***** Information supplied *****
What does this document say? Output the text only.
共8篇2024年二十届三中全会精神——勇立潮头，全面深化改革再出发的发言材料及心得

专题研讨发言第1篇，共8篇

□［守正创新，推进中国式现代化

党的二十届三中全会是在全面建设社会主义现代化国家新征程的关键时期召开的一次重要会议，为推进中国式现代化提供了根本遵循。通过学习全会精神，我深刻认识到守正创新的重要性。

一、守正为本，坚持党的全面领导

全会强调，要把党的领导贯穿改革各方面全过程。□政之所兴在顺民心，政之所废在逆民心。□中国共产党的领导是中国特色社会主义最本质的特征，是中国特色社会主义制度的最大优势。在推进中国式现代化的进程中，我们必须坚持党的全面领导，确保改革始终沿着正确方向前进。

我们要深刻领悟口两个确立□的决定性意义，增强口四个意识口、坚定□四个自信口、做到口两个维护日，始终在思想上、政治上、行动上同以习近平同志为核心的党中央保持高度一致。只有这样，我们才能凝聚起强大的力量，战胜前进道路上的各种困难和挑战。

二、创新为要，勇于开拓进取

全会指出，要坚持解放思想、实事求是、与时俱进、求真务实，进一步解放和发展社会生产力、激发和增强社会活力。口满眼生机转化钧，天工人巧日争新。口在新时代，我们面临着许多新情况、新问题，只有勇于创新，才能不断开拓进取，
*****
● **Stated problem**: Return every entry verbatim.

● **Result for this task**:
What does this document say? Output the text only.
共8篇2024年二十届三中全会精神——勇立潮头，全面深化改革再出发的发言材料及心得

专题研讨发言第1篇，共8篇

□［守正创新，推进中国式现代化

党的二十届三中全会是在全面建设社会主义现代化国家新征程的关键时期召开的一次重要会议，为推进中国式现代化提供了根本遵循。通过学习全会精神，我深刻认识到守正创新的重要性。

一、守正为本，坚持党的全面领导

全会强调，要把党的领导贯穿改革各方面全过程。□政之所兴在顺民心，政之所废在逆民心。□中国共产党的领导是中国特色社会主义最本质的特征，是中国特色社会主义制度的最大优势。在推进中国式现代化的进程中，我们必须坚持党的全面领导，确保改革始终沿着正确方向前进。

我们要深刻领悟口两个确立□的决定性意义，增强口四个意识口、坚定□四个自信口、做到口两个维护日，始终在思想上、政治上、行动上同以习近平同志为核心的党中央保持高度一致。只有这样，我们才能凝聚起强大的力量，战胜前进道路上的各种困难和挑战。

二、创新为要，勇于开拓进取

全会指出，要坚持解放思想、实事求是、与时俱进、求真务实，进一步解放和发展社会生产力、激发和增强社会活力。口满眼生机转化钧，天工人巧日争新。口在新时代，我们面临着许多新情况、新问题，只有勇于创新，才能不断开拓进取，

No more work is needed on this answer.